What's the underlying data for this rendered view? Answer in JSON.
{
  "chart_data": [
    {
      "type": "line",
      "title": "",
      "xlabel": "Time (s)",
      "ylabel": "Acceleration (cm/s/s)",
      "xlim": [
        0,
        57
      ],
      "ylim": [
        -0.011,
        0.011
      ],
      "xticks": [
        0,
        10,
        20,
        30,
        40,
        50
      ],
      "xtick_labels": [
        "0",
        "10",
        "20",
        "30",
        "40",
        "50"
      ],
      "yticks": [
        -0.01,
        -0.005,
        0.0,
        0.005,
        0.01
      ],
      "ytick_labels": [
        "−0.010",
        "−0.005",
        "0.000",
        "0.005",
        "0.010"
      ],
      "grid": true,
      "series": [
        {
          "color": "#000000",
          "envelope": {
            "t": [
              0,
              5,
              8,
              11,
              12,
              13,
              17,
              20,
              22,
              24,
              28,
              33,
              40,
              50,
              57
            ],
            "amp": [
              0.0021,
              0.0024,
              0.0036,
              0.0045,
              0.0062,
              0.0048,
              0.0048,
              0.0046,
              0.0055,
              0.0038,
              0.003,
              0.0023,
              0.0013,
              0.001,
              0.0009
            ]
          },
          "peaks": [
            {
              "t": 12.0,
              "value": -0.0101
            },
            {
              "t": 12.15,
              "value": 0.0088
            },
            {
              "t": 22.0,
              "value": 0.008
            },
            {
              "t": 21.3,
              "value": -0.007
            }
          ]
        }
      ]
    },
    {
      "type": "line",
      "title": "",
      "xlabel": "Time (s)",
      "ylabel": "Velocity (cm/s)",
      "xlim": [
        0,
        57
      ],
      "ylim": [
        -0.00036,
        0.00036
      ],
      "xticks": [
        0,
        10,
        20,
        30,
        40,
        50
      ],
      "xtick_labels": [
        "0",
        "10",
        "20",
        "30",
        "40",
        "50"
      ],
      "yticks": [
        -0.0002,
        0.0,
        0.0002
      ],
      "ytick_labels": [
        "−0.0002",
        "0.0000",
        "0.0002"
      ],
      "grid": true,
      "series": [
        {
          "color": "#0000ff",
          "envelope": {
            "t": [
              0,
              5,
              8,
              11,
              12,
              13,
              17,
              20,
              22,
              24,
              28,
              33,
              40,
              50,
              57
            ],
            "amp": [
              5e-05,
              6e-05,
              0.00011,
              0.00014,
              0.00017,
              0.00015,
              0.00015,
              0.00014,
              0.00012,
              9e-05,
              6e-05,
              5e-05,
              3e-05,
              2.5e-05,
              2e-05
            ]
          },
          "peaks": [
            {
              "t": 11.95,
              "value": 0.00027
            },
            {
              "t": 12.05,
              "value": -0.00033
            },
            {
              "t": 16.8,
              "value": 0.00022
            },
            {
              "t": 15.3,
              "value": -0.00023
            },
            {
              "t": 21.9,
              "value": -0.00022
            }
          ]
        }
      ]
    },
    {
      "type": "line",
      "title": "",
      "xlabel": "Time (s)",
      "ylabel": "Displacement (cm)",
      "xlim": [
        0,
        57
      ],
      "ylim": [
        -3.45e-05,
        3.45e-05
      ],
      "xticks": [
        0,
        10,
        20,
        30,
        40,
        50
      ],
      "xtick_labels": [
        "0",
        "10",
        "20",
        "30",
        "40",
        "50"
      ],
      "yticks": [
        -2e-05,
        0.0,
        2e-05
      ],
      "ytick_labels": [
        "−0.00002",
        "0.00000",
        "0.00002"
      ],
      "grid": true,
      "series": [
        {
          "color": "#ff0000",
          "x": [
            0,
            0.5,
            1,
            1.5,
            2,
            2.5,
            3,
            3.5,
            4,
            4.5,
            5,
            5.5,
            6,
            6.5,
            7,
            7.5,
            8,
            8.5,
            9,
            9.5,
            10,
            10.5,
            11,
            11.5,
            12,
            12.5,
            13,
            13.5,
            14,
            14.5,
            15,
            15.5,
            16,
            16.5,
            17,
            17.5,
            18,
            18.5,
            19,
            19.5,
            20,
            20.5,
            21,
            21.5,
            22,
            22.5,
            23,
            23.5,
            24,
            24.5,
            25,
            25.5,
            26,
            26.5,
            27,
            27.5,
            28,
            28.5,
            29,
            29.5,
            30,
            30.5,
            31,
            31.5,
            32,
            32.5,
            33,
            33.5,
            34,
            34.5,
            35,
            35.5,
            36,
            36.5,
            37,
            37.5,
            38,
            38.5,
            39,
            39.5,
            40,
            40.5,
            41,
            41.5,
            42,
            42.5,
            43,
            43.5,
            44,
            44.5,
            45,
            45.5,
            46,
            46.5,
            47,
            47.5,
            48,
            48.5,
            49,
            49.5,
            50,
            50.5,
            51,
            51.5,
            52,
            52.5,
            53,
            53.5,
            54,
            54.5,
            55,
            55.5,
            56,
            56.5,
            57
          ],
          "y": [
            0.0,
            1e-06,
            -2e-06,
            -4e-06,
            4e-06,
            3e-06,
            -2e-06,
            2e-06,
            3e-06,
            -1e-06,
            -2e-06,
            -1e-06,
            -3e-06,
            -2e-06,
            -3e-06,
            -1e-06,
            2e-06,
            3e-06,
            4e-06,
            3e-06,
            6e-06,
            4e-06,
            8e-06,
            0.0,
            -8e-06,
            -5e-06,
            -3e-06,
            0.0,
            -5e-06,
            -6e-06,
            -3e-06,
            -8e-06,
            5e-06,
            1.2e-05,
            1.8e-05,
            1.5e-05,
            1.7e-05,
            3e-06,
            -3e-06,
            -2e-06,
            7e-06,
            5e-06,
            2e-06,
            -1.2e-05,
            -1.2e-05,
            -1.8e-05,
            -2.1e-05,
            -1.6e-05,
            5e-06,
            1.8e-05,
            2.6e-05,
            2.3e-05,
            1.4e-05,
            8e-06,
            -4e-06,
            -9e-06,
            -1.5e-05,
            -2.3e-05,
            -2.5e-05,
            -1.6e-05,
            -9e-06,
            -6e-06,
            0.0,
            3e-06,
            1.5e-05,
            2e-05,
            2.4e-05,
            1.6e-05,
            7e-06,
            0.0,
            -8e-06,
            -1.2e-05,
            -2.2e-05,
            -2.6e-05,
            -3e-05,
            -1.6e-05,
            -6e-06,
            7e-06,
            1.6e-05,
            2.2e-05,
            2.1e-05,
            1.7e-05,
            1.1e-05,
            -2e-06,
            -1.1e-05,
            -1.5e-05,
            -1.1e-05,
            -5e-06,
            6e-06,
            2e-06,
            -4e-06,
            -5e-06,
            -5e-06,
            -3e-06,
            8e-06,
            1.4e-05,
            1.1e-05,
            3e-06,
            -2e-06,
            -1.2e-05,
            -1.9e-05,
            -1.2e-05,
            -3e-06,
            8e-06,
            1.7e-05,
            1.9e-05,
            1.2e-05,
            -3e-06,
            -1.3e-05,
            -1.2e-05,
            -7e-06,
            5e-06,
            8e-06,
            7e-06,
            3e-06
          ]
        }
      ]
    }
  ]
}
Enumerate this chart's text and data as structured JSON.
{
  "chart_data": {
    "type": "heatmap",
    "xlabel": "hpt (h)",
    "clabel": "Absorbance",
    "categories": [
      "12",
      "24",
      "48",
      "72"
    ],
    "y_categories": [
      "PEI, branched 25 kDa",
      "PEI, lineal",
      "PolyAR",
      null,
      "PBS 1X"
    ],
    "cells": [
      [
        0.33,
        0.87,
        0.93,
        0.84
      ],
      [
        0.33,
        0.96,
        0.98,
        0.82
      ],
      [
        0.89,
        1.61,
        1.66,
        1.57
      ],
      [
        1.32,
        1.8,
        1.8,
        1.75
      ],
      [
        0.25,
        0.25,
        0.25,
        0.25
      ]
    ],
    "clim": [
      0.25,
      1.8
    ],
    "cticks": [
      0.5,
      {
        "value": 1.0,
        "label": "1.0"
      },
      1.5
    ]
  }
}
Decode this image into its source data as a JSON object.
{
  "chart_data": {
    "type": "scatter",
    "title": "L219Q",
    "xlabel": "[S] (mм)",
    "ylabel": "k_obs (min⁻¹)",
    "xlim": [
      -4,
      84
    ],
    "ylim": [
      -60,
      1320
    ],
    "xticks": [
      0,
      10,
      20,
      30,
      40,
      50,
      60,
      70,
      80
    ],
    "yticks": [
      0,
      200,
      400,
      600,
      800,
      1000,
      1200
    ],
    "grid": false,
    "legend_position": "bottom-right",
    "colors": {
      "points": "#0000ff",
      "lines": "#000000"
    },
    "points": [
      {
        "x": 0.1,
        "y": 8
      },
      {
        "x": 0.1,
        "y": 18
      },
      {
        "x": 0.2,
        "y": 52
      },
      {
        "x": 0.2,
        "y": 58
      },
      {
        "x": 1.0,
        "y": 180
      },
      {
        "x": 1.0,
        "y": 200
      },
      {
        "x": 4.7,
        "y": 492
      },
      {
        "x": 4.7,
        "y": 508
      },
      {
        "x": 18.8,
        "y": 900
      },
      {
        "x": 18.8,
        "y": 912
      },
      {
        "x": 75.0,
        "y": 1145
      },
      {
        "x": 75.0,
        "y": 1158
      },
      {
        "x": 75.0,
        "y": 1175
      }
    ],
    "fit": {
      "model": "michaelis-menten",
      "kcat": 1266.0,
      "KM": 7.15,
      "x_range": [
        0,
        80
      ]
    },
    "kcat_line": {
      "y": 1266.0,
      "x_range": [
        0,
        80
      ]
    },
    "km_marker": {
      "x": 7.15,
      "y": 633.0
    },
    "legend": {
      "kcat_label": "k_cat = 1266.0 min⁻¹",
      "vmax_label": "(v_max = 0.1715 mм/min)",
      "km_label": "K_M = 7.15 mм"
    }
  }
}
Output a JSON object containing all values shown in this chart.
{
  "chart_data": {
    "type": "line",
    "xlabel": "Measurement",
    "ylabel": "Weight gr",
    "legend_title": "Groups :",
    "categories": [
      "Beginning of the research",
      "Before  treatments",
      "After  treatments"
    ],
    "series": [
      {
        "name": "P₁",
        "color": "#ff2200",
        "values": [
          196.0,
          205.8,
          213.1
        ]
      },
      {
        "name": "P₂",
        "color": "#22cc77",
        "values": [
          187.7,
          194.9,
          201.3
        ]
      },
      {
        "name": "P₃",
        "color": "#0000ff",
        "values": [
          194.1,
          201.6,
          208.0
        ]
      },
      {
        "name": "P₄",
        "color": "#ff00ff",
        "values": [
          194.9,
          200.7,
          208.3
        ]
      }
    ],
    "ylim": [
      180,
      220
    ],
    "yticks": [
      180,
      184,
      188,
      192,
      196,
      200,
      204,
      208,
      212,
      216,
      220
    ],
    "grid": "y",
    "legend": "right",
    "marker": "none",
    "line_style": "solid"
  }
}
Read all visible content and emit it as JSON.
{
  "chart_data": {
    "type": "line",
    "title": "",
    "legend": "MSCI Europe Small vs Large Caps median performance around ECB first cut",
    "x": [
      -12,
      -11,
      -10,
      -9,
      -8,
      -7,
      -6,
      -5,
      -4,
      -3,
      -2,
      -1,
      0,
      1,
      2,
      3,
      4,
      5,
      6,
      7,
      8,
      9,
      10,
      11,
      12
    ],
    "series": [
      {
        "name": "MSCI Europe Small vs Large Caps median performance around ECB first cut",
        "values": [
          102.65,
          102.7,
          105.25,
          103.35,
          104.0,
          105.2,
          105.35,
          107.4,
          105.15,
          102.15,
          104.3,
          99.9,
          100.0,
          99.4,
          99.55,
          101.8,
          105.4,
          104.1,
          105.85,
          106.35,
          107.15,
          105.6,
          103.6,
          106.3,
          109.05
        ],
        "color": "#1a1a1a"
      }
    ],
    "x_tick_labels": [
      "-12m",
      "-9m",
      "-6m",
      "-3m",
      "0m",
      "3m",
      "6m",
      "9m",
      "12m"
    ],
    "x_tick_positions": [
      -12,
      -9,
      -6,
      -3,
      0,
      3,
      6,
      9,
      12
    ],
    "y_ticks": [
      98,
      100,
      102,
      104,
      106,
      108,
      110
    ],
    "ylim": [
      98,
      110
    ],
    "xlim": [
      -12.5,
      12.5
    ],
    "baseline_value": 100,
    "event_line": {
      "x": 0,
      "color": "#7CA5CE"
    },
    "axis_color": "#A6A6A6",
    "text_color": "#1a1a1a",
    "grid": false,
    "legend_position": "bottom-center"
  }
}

•••

## WRITTEN PROBLEM:
List the lines of the records where "ylabel" occurs.

## SOLUTION:
      "ylabel": "Acceleration (cm/s/s)",
      "ylabel": "Velocity (cm/s)",
      "ylabel": "Displacement (cm)",
    "ylabel": "k_obs (min⁻¹)",
    "ylabel": "Weight gr",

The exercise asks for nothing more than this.